Required work
Restate each entry word for word, leaving nothing out.

Records from a data source
+-------+

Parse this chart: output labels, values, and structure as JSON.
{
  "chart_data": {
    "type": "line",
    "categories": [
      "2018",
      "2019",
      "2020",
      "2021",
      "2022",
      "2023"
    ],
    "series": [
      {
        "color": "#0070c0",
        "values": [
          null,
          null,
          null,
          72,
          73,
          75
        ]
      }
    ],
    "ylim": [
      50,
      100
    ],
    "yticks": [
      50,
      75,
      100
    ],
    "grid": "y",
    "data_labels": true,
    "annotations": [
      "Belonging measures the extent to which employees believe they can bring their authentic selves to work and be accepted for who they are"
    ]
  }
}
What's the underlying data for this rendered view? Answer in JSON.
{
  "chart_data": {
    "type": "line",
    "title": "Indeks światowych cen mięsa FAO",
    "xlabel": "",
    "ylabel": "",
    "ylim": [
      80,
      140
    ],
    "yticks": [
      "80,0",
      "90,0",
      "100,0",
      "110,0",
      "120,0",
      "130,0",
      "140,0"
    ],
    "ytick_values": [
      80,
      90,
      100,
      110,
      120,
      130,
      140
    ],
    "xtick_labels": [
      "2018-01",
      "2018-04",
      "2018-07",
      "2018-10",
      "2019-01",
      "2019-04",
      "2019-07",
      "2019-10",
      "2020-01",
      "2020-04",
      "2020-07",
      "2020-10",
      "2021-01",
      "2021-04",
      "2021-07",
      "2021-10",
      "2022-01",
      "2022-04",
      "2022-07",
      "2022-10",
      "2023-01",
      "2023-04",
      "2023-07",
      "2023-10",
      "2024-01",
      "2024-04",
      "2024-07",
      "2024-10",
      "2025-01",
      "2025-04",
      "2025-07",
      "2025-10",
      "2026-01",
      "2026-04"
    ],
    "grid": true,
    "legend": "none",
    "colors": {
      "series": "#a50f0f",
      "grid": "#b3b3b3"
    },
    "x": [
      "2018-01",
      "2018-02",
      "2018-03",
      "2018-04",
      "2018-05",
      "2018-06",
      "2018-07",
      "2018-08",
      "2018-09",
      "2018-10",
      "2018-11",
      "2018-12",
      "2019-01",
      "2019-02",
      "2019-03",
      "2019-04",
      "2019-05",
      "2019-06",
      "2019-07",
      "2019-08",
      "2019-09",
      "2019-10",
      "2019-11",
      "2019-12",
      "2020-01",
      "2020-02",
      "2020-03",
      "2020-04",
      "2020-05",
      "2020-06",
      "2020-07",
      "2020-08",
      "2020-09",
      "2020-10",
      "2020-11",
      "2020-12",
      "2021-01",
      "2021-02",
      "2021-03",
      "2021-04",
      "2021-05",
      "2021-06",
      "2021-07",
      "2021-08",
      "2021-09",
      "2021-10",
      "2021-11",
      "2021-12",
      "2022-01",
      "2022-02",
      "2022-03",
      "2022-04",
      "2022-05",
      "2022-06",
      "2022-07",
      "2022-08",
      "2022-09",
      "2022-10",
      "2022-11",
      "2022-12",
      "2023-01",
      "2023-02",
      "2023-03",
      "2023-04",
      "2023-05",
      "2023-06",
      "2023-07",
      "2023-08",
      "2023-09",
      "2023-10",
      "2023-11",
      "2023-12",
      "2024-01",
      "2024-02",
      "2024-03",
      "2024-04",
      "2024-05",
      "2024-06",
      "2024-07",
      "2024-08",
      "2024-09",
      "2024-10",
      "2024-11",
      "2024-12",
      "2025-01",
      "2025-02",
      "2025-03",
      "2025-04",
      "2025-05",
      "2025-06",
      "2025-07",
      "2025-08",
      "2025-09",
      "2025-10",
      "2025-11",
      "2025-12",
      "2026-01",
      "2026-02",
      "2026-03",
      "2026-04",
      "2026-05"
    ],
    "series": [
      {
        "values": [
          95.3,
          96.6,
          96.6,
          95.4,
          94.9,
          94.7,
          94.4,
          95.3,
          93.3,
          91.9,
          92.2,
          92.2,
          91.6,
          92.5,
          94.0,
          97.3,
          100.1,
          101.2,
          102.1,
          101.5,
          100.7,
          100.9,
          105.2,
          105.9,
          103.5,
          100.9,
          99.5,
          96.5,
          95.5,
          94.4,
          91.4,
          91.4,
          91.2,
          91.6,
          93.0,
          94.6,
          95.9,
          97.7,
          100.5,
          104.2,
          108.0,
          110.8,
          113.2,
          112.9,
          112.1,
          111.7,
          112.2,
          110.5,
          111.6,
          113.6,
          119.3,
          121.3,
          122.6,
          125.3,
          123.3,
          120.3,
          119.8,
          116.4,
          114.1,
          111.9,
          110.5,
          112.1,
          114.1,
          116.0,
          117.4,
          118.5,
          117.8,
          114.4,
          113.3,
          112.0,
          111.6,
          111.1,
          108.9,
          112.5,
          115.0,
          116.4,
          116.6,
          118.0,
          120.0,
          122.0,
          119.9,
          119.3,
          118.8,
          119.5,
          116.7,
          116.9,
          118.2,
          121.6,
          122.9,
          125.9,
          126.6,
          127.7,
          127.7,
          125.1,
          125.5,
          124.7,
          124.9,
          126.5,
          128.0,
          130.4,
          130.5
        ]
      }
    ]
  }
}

+-------+

In response
Parse this chart: output labels, values, and structure as JSON.
{
  "chart_data": {
    "type": "line",
    "categories": [
      "2018",
      "2019",
      "2020",
      "2021",
      "2022",
      "2023"
    ],
    "series": [
      {
        "color": "#0070c0",
        "values": [
          null,
          null,
          null,
          72,
          73,
          75
        ]
      }
    ],
    "ylim": [
      50,
      100
    ],
    "yticks": [
      50,
      75,
      100
    ],
    "grid": "y",
    "data_labels": true,
    "annotations": [
      "Belonging measures the extent to which employees believe they can bring their authentic selves to work and be accepted for who they are"
    ]
  }
}
What's the underlying data for this rendered view? Answer in JSON.
{
  "chart_data": {
    "type": "line",
    "title": "Indeks światowych cen mięsa FAO",
    "xlabel": "",
    "ylabel": "",
    "ylim": [
      80,
      140
    ],
    "yticks": [
      "80,0",
      "90,0",
      "100,0",
      "110,0",
      "120,0",
      "130,0",
      "140,0"
    ],
    "ytick_values": [
      80,
      90,
      100,
      110,
      120,
      130,
      140
    ],
    "xtick_labels": [
      "2018-01",
      "2018-04",
      "2018-07",
      "2018-10",
      "2019-01",
      "2019-04",
      "2019-07",
      "2019-10",
      "2020-01",
      "2020-04",
      "2020-07",
      "2020-10",
      "2021-01",
      "2021-04",
      "2021-07",
      "2021-10",
      "2022-01",
      "2022-04",
      "2022-07",
      "2022-10",
      "2023-01",
      "2023-04",
      "2023-07",
      "2023-10",
      "2024-01",
      "2024-04",
      "2024-07",
      "2024-10",
      "2025-01",
      "2025-04",
      "2025-07",
      "2025-10",
      "2026-01",
      "2026-04"
    ],
    "grid": true,
    "legend": "none",
    "colors": {
      "series": "#a50f0f",
      "grid": "#b3b3b3"
    },
    "x": [
      "2018-01",
      "2018-02",
      "2018-03",
      "2018-04",
      "2018-05",
      "2018-06",
      "2018-07",
      "2018-08",
      "2018-09",
      "2018-10",
      "2018-11",
      "2018-12",
      "2019-01",
      "2019-02",
      "2019-03",
      "2019-04",
      "2019-05",
      "2019-06",
      "2019-07",
      "2019-08",
      "2019-09",
      "2019-10",
      "2019-11",
      "2019-12",
      "2020-01",
      "2020-02",
      "2020-03",
      "2020-04",
      "2020-05",
      "2020-06",
      "2020-07",
      "2020-08",
      "2020-09",
      "2020-10",
      "2020-11",
      "2020-12",
      "2021-01",
      "2021-02",
      "2021-03",
      "2021-04",
      "2021-05",
      "2021-06",
      "2021-07",
      "2021-08",
      "2021-09",
      "2021-10",
      "2021-11",
      "2021-12",
      "2022-01",
      "2022-02",
      "2022-03",
      "2022-04",
      "2022-05",
      "2022-06",
      "2022-07",
      "2022-08",
      "2022-09",
      "2022-10",
      "2022-11",
      "2022-12",
      "2023-01",
      "2023-02",
      "2023-03",
      "2023-04",
      "2023-05",
      "2023-06",
      "2023-07",
      "2023-08",
      "2023-09",
      "2023-10",
      "2023-11",
      "2023-12",
      "2024-01",
      "2024-02",
      "2024-03",
      "2024-04",
      "2024-05",
      "2024-06",
      "2024-07",
      "2024-08",
      "2024-09",
      "2024-10",
      "2024-11",
      "2024-12",
      "2025-01",
      "2025-02",
      "2025-03",
      "2025-04",
      "2025-05",
      "2025-06",
      "2025-07",
      "2025-08",
      "2025-09",
      "2025-10",
      "2025-11",
      "2025-12",
      "2026-01",
      "2026-02",
      "2026-03",
      "2026-04",
      "2026-05"
    ],
    "series": [
      {
        "values": [
          95.3,
          96.6,
          96.6,
          95.4,
          94.9,
          94.7,
          94.4,
          95.3,
          93.3,
          91.9,
          92.2,
          92.2,
          91.6,
          92.5,
          94.0,
          97.3,
          100.1,
          101.2,
          102.1,
          101.5,
          100.7,
          100.9,
          105.2,
          105.9,
          103.5,
          100.9,
          99.5,
          96.5,
          95.5,
          94.4,
          91.4,
          91.4,
          91.2,
          91.6,
          93.0,
          94.6,
          95.9,
          97.7,
          100.5,
          104.2,
          108.0,
          110.8,
          113.2,
          112.9,
          112.1,
          111.7,
          112.2,
          110.5,
          111.6,
          113.6,
          119.3,
          121.3,
          122.6,
          125.3,
          123.3,
          120.3,
          119.8,
          116.4,
          114.1,
          111.9,
          110.5,
          112.1,
          114.1,
          116.0,
          117.4,
          118.5,
          117.8,
          114.4,
          113.3,
          112.0,
          111.6,
          111.1,
          108.9,
          112.5,
          115.0,
          116.4,
          116.6,
          118.0,
          120.0,
          122.0,
          119.9,
          119.3,
          118.8,
          119.5,
          116.7,
          116.9,
          118.2,
          121.6,
          122.9,
          125.9,
          126.6,
          127.7,
          127.7,
          125.1,
          125.5,
          124.7,
          124.9,
          126.5,
          128.0,
          130.4,
          130.5
        ]
      }
    ]
  }
}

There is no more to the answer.